** EXERCISES **
1/ Which console does the thread on multi-core CPUs mention when comparing each of its cores with a single P4?
2/ Transcribe the part of the thread on multi-core CPUs starting at "Well even if" and ending at "chip could .".

Why go multithreading/multiple cores?

Maybe you guys can answer this. My (limited) understanding is that we've reached a threshold in single core performance. So to reach the next level of performance we need to move to multi-core designs.


But now it seems that the CPU on the latest consoles may actually be less powerful than a single core high end CPU. Wouldn't this totally defeat the purpose?

So I'm confused, what exactly is the reason for going multi?
 
Maybe there is a better performance:cost ratio via multi-core than single core processors are able to scale these days.
 
Well even if each core of the x360 is slower than a single p4 . The 3 cores together will be much faster and will be able to handle more tasks at once than a single core chip could .
 
seismologist said:
Maybe you guys can answer this. My (limited) understanding is that we've reached a threshold in single core performance. So to reach the next level of performance we need to move to multi-core designs.


But now it seems that the CPU on the latest consoles may actually be less powerful than a single core high end CPU. Wouldn't this totally defeat the purpose?

So I'm confused, what exactly is the reason for going multi?
We've reached a place where single core, single CPU machines are not getting faster quickly. It's far easier for CPU designers to get more power by including more cores or more CPUs. This is actually where GPU designers are at, too.

As for the numbers given, I wouldn't put a whole lot of weight to them.
 
seismologist said:
Maybe you guys can answer this. My (limited) understanding is that we've reached a threshold in single core performance. So to reach the next level of performance we need to move to multi-core designs.


But now it seems that the CPU on the latest consoles may actually be less powerful than a single core high end CPU. Wouldn't this totally defeat the purpose?

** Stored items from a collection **

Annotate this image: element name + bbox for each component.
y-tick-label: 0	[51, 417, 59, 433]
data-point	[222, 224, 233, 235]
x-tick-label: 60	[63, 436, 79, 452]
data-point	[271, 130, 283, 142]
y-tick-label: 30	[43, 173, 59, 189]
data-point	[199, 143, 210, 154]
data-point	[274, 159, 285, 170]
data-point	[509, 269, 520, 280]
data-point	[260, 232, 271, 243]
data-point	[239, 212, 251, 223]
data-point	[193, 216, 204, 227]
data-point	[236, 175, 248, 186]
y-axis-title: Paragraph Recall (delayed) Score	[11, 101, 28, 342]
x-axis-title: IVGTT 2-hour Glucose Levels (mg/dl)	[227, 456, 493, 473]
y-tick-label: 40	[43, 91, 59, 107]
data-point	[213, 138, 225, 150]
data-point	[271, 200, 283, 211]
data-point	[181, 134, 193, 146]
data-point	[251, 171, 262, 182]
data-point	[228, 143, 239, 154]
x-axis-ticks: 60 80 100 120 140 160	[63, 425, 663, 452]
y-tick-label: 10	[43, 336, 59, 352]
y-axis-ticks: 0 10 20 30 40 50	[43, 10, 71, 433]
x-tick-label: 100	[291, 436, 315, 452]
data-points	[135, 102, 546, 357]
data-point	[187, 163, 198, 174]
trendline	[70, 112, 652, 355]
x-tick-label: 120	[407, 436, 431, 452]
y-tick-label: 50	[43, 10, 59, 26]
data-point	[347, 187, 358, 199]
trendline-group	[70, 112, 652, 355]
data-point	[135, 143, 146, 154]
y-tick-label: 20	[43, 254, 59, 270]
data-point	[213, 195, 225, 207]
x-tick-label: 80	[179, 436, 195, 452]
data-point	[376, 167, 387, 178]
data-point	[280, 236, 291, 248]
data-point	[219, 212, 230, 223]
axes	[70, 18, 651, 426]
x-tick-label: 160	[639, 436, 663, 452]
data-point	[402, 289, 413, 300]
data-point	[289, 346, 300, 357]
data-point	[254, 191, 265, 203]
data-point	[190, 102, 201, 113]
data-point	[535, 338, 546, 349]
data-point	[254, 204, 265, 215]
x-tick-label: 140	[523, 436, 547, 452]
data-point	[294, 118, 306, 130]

** TASK SOLUTIONS **
1/ The x360.

2/
Well even if each core of the x360 is slower than a single p4 . The 3 cores together will be much faster and will be able to handle more tasks at once than a single core chip could .